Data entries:
_ _ _ _
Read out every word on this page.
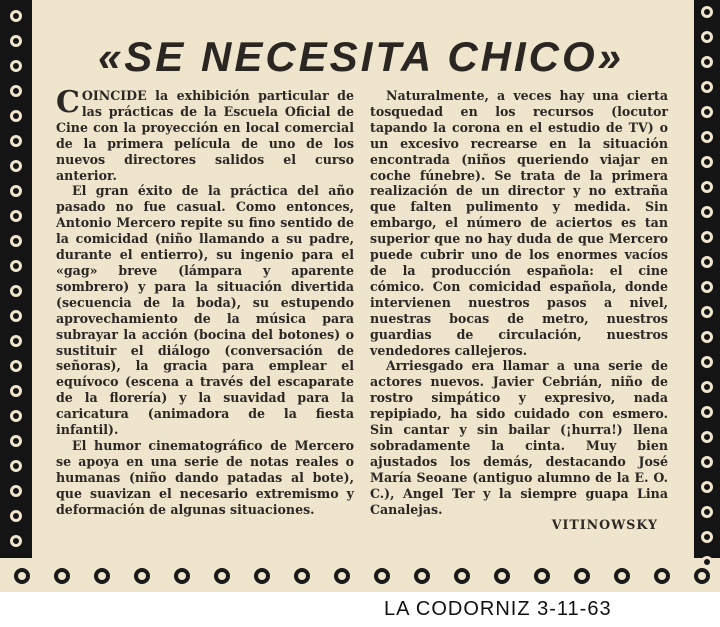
«SE NECESITA CHICO»

COINCIDE la exhibición particular de las prácticas de la Escuela Oficial de Cine con la proyección en local comercial de la primera película de uno de los nuevos directores salidos el curso anterior.

El gran éxito de la práctica del año pasado no fue casual. Como entonces, Antonio Mercero repite su fino sentido de la comicidad (niño llamando a su padre, durante el entierro), su ingenio para el «gag» breve (lámpara y aparente sombrero) y para la situación divertida (secuencia de la boda), su estupendo aprovechamiento de la música para subrayar la acción (bocina del botones) o sustituir el diálogo (conversación de señoras), la gracia para emplear el equívoco (escena a través del escaparate de la florería) y la suavidad para la caricatura (animadora de la fiesta infantil).

El humor cinematográfico de Mercero se apoya en una serie de notas reales o humanas (niño dando patadas al bote), que suavizan el necesario extremismo y deformación de algunas situaciones.

Naturalmente, a veces hay una cierta tosquedad en los recursos (locutor tapando la corona en el estudio de TV) o un excesivo recrearse en la situación encontrada (niños queriendo viajar en coche fúnebre). Se trata de la primera realización de un director y no extraña que falten pulimento y medida. Sin embargo, el número de aciertos es tan superior que no hay duda de que Mercero puede cubrir uno de los enormes vacíos de la producción española: el cine cómico. Con comicidad española, donde intervienen nuestros pasos a nivel, nuestras bocas de metro, nuestros guardias de circulación, nuestros vendedores callejeros.

Arriesgado era llamar a una serie de actores nuevos. Javier Cebrián, niño de rostro simpático y expresivo, nada repipiado, ha sido cuidado con esmero. Sin cantar y sin bailar (¡hurra!) llena sobradamente la cinta. Muy bien ajustados los demás, destacando José María Seoane (antiguo alumno de la E. O. C.), Angel Ter y la siempre guapa Lina Canalejas.

VITINOWSKY

LA CODORNIZ 3-11-63
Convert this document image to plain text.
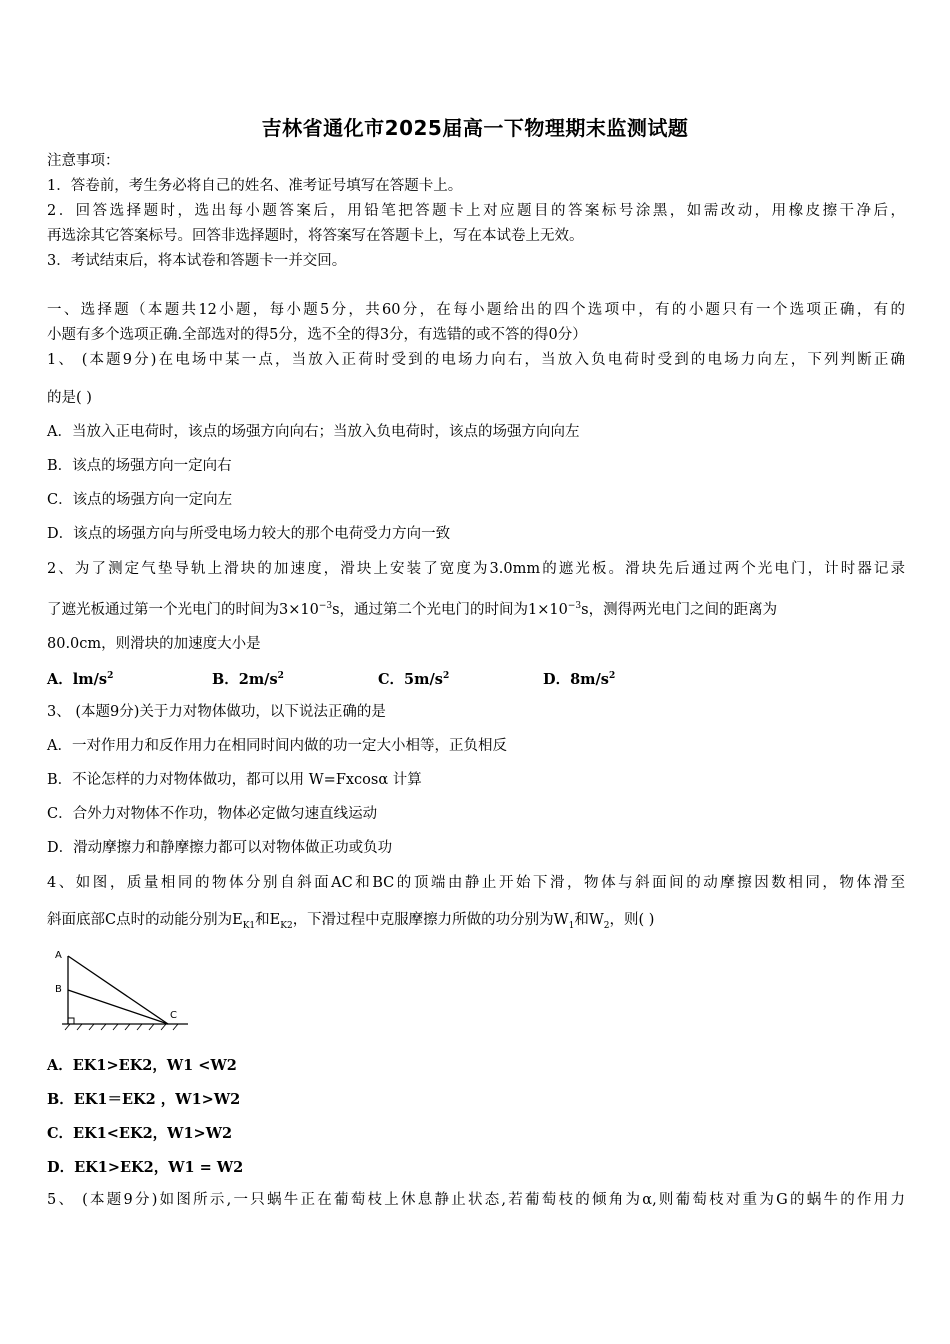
吉林省通化市2025届高一下物理期末监测试题
注意事项：
1．答卷前，考生务必将自己的姓名、准考证号填写在答题卡上。
2．回答选择题时，选出每小题答案后，用铅笔把答题卡上对应题目的答案标号涂黑，如需改动，用橡皮擦干净后，
再选涂其它答案标号。回答非选择题时，将答案写在答题卡上，写在本试卷上无效。
3．考试结束后，将本试卷和答题卡一并交回。
一、选择题（本题共12小题，每小题5分，共60分，在每小题给出的四个选项中，有的小题只有一个选项正确，有的
小题有多个选项正确.全部选对的得5分，选不全的得3分，有选错的或不答的得0分）
1、 (本题9分)在电场中某一点，当放入正荷时受到的电场力向右，当放入负电荷时受到的电场力向左，下列判断正确
的是( )
A．当放入正电荷时，该点的场强方向向右；当放入负电荷时，该点的场强方向向左
B．该点的场强方向一定向右
C．该点的场强方向一定向左
D．该点的场强方向与所受电场力较大的那个电荷受力方向一致
2、为了测定气垫导轨上滑块的加速度，滑块上安装了宽度为3.0mm的遮光板。滑块先后通过两个光电门，计时器记录
了遮光板通过第一个光电门的时间为$3\times 10^{-3}s$，通过第二个光电门的时间为$1\times 10^{-3}s$，测得两光电门之间的距离为
80.0cm，则滑块的加速度大小是
A．$lm/s^2$	B．$2m/s^2$	C．$5m/s^2$	D．$8m/s^2$
3、 (本题9分)关于力对物体做功，以下说法正确的是
A．一对作用力和反作用力在相同时间内做的功一定大小相等，正负相反
B．不论怎样的力对物体做功，都可以用 W=Fxcosα 计算
C．合外力对物体不作功，物体必定做匀速直线运动
D．滑动摩擦力和静摩擦力都可以对物体做正功或负功
4、如图，质量相同的物体分别自斜面AC和BC的顶端由静止开始下滑，物体与斜面间的动摩擦因数相同，物体滑至
斜面底部C点时的动能分别为$E_{K1}$和$E_{K2}$，下滑过程中克服摩擦力所做的功分别为$W_1$和$W_2$，则( )
A
B
C
A．EK1>EK2，W1 <W2
B．EK1＝EK2 ，W1>W2
C．EK1<EK2，W1>W2
D．EK1>EK2，W1 = W2
5、 (本题9分)如图所示,一只蜗牛正在葡萄枝上休息静止状态,若葡萄枝的倾角为α,则葡萄枝对重为G的蜗牛的作用力
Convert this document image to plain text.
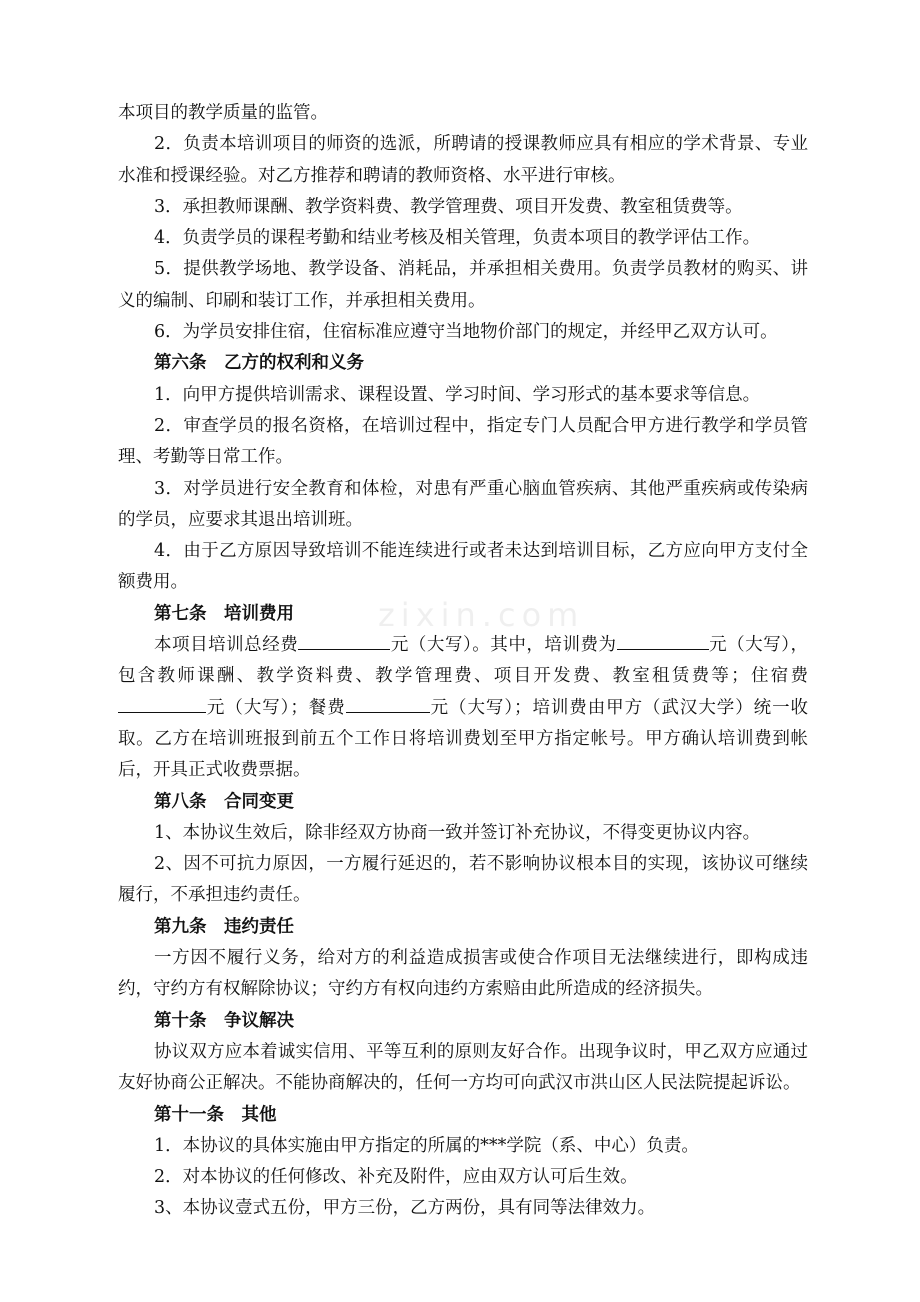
zixin.com
本项目的教学质量的监管。
2．负责本培训项目的师资的选派，所聘请的授课教师应具有相应的学术背景、专业水准和授课经验。对乙方推荐和聘请的教师资格、水平进行审核。
3．承担教师课酬、教学资料费、教学管理费、项目开发费、教室租赁费等。
4．负责学员的课程考勤和结业考核及相关管理，负责本项目的教学评估工作。
5．提供教学场地、教学设备、消耗品，并承担相关费用。负责学员教材的购买、讲义的编制、印刷和装订工作，并承担相关费用。
6．为学员安排住宿，住宿标准应遵守当地物价部门的规定，并经甲乙双方认可。
第六条　乙方的权利和义务
1．向甲方提供培训需求、课程设置、学习时间、学习形式的基本要求等信息。
2．审查学员的报名资格，在培训过程中，指定专门人员配合甲方进行教学和学员管理、考勤等日常工作。
3．对学员进行安全教育和体检，对患有严重心脑血管疾病、其他严重疾病或传染病的学员，应要求其退出培训班。
4．由于乙方原因导致培训不能连续进行或者未达到培训目标，乙方应向甲方支付全额费用。
第七条　培训费用
本项目培训总经费	元（大写）。其中，培训费为	元（大写），包含教师课酬、教学资料费、教学管理费、项目开发费、教室租赁费等；住宿费元（大写）；餐费	元（大写）；培训费由甲方（武汉大学）统一收取。乙方在培训班报到前五个工作日将培训费划至甲方指定帐号。甲方确认培训费到帐后，开具正式收费票据。
第八条　合同变更
1、本协议生效后，除非经双方协商一致并签订补充协议，不得变更协议内容。
2、因不可抗力原因，一方履行延迟的，若不影响协议根本目的实现，该协议可继续履行，不承担违约责任。
第九条　违约责任
一方因不履行义务，给对方的利益造成损害或使合作项目无法继续进行，即构成违约，守约方有权解除协议；守约方有权向违约方索赔由此所造成的经济损失。
第十条　争议解决
协议双方应本着诚实信用、平等互利的原则友好合作。出现争议时，甲乙双方应通过友好协商公正解决。不能协商解决的，任何一方均可向武汉市洪山区人民法院提起诉讼。
第十一条　其他
1．本协议的具体实施由甲方指定的所属的***学院（系、中心）负责。
2．对本协议的任何修改、补充及附件，应由双方认可后生效。
3、本协议壹式五份，甲方三份，乙方两份，具有同等法律效力。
_ _ _ _
What is needed: Gather, from the listing above, every line carrying the word "primera".

Exercise output:
COINCIDE la exhibición particular de las prácticas de la Escuela Oficial de Cine con la proyección en local comercial de la primera película de uno de los nuevos directores salidos el curso anterior.
Naturalmente, a veces hay una cierta tosquedad en los recursos (locutor tapando la corona en el estudio de TV) o un excesivo recrearse en la situación encontrada (niños queriendo viajar en coche fúnebre). Se trata de la primera realización de un director y no extraña que falten pulimento y medida. Sin embargo, el número de aciertos es tan superior que no hay duda de que Mercero puede cubrir uno de los enormes vacíos de la producción española: el cine cómico. Con comicidad española, donde intervienen nuestros pasos a nivel, nuestras bocas de metro, nuestros guardias de circulación, nuestros vendedores callejeros.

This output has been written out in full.